>> BEGIN

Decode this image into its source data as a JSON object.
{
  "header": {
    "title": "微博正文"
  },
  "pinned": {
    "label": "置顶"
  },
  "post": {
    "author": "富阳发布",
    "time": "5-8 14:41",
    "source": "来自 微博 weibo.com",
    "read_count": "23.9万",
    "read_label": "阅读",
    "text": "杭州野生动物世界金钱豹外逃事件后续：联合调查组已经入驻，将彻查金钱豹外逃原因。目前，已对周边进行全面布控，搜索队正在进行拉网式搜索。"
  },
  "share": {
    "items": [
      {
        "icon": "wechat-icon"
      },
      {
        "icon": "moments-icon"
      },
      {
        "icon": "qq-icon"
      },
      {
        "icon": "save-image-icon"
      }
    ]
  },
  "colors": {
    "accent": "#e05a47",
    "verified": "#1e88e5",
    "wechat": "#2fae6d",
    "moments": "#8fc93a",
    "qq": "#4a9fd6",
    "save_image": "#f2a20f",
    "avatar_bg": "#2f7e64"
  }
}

>> END

Every line above should be written out again exactly as it stands.

Decode this image into its source data as a JSON object.
{
  "header": {
    "title": "微博正文"
  },
  "pinned": {
    "label": "置顶"
  },
  "post": {
    "author": "富阳发布",
    "time": "5-8 14:41",
    "source": "来自 微博 weibo.com",
    "read_count": "23.9万",
    "read_label": "阅读",
    "text": "杭州野生动物世界金钱豹外逃事件后续：联合调查组已经入驻，将彻查金钱豹外逃原因。目前，已对周边进行全面布控，搜索队正在进行拉网式搜索。"
  },
  "share": {
    "items": [
      {
        "icon": "wechat-icon"
      },
      {
        "icon": "moments-icon"
      },
      {
        "icon": "qq-icon"
      },
      {
        "icon": "save-image-icon"
      }
    ]
  },
  "colors": {
    "accent": "#e05a47",
    "verified": "#1e88e5",
    "wechat": "#2fae6d",
    "moments": "#8fc93a",
    "qq": "#4a9fd6",
    "save_image": "#f2a20f",
    "avatar_bg": "#2f7e64"
  }
}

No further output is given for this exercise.